--- Start of MATERIAL TO PROCESS ---

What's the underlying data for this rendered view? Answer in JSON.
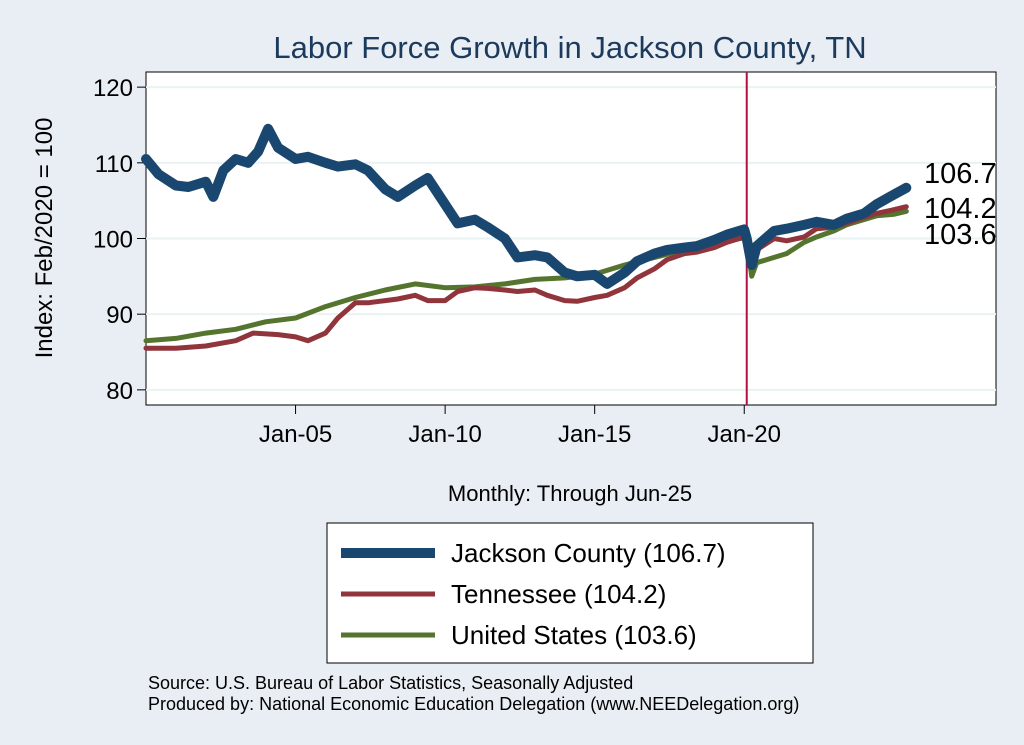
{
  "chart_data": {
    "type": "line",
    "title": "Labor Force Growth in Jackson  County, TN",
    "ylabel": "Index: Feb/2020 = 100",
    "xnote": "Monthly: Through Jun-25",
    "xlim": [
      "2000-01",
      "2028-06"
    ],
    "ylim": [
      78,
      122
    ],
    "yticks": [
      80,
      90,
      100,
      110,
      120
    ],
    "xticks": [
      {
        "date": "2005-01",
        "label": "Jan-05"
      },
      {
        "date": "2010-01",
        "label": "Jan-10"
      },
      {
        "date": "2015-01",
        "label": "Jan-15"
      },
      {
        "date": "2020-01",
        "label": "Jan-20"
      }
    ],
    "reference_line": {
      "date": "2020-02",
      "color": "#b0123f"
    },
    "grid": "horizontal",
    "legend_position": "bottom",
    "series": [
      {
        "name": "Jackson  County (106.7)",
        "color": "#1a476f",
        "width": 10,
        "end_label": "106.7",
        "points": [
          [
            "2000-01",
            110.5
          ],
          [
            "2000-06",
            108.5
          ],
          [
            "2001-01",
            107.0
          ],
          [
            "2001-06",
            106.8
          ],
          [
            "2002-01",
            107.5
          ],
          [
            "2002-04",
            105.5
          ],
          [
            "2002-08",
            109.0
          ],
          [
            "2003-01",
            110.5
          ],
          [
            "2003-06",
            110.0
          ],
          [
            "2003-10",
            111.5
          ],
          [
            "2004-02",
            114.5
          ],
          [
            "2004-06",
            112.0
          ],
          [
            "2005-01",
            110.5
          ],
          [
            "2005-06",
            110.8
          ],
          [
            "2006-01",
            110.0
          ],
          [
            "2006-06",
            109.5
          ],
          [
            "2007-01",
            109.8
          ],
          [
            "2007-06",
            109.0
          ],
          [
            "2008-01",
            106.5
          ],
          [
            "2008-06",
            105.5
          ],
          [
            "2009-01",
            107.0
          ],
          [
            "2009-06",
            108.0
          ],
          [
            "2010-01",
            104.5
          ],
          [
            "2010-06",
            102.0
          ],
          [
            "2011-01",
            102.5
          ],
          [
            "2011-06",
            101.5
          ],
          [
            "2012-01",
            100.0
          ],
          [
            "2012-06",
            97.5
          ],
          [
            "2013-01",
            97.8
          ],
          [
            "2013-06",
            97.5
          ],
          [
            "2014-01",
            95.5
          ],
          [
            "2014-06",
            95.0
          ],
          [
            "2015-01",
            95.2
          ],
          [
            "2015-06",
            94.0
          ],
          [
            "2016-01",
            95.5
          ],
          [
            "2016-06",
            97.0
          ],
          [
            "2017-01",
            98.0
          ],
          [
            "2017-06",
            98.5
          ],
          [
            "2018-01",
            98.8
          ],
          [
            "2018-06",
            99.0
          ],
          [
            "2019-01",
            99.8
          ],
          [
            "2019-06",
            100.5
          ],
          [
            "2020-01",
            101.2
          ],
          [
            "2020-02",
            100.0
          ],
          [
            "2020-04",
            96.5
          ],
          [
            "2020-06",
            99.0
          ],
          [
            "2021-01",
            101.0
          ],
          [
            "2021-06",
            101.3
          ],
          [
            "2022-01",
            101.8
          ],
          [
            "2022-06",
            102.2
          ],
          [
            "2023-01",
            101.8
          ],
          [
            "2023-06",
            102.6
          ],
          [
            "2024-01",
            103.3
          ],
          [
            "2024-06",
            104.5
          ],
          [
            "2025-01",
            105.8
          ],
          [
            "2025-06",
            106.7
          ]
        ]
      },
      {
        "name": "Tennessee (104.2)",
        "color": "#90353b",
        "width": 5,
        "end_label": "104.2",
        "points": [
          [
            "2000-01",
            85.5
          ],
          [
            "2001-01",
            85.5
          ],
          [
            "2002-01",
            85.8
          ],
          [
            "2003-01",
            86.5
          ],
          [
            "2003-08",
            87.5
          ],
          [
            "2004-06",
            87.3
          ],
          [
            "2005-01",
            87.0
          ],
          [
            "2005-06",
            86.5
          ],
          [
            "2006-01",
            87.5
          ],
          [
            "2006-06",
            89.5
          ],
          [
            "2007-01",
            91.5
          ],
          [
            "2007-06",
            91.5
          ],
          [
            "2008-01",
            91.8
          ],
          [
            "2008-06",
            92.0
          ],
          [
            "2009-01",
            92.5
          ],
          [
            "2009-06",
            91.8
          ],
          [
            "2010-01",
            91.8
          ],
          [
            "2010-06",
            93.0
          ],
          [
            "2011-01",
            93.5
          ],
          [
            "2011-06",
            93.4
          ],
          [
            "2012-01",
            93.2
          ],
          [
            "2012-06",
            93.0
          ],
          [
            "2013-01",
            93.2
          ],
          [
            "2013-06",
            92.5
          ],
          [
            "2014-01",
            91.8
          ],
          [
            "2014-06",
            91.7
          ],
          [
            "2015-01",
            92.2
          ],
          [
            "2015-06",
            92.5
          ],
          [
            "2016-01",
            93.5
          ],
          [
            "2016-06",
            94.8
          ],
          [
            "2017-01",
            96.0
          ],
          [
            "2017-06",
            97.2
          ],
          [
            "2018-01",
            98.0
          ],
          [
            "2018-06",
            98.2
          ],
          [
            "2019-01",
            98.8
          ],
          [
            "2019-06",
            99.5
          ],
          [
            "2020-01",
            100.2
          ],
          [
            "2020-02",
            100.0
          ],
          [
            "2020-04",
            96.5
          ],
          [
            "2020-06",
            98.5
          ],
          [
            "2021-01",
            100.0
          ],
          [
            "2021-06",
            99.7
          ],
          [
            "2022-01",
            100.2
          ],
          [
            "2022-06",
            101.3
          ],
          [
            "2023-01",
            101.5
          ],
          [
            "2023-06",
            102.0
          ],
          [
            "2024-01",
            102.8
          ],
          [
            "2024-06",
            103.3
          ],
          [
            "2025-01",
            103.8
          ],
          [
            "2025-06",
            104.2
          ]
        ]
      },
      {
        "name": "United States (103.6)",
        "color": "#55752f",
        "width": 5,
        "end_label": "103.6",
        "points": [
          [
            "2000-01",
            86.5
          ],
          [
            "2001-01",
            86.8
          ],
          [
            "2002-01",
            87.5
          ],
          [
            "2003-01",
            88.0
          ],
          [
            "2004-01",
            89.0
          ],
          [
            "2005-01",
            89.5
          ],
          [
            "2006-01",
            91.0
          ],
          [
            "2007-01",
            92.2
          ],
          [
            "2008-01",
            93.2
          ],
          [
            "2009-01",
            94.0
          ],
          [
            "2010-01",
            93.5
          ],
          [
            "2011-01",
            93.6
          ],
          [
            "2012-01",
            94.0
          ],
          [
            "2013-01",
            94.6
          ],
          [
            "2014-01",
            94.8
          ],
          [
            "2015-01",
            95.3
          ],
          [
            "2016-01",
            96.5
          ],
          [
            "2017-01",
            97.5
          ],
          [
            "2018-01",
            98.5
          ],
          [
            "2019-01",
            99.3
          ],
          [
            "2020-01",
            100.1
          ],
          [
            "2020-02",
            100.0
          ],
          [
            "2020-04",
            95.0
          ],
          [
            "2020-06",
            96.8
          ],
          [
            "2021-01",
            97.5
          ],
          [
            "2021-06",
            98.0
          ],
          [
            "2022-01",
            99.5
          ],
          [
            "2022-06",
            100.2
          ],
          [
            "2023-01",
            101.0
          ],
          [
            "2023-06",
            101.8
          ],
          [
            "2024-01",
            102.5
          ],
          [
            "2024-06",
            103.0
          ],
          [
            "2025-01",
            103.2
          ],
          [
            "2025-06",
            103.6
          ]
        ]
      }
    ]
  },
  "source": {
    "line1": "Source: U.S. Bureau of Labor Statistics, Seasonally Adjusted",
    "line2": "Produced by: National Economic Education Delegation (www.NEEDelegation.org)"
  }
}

--- End of MATERIAL TO PROCESS ---
--- Start of MATERIAL TO PROCESS ---

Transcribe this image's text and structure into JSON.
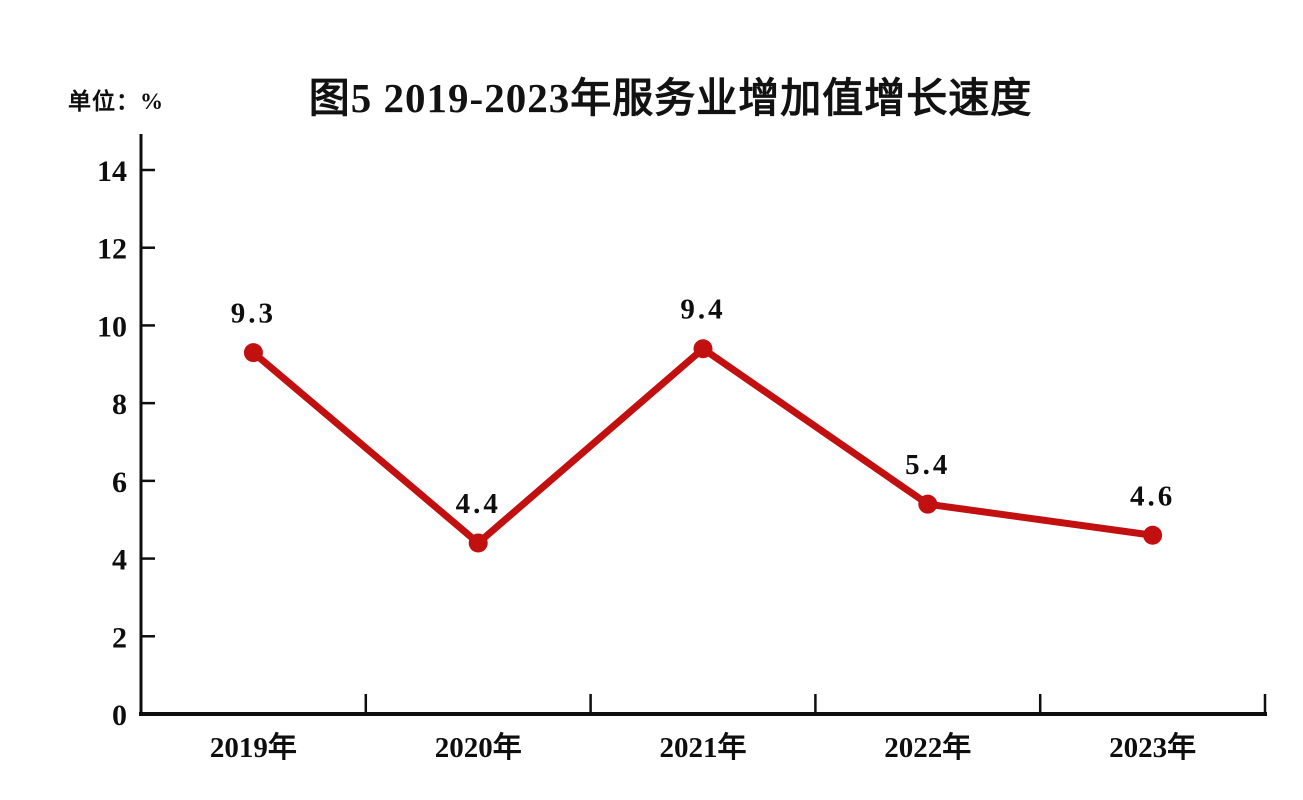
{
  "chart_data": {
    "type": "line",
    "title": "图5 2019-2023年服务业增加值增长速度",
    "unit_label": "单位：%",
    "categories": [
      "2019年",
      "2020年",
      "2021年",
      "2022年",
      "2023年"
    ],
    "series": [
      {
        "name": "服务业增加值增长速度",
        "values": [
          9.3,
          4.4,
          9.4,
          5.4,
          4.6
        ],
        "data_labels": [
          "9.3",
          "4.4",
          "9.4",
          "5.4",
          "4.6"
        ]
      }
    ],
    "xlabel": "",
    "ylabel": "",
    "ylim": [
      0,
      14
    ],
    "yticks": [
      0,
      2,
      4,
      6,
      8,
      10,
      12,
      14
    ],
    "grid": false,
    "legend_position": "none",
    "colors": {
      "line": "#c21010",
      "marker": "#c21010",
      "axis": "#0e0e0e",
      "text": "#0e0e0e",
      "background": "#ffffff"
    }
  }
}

--- End of MATERIAL TO PROCESS ---

> [PROMPT]: Find every line containing the word "County", then give the total and nothing more.

> [EXERCISE RESULT]: 2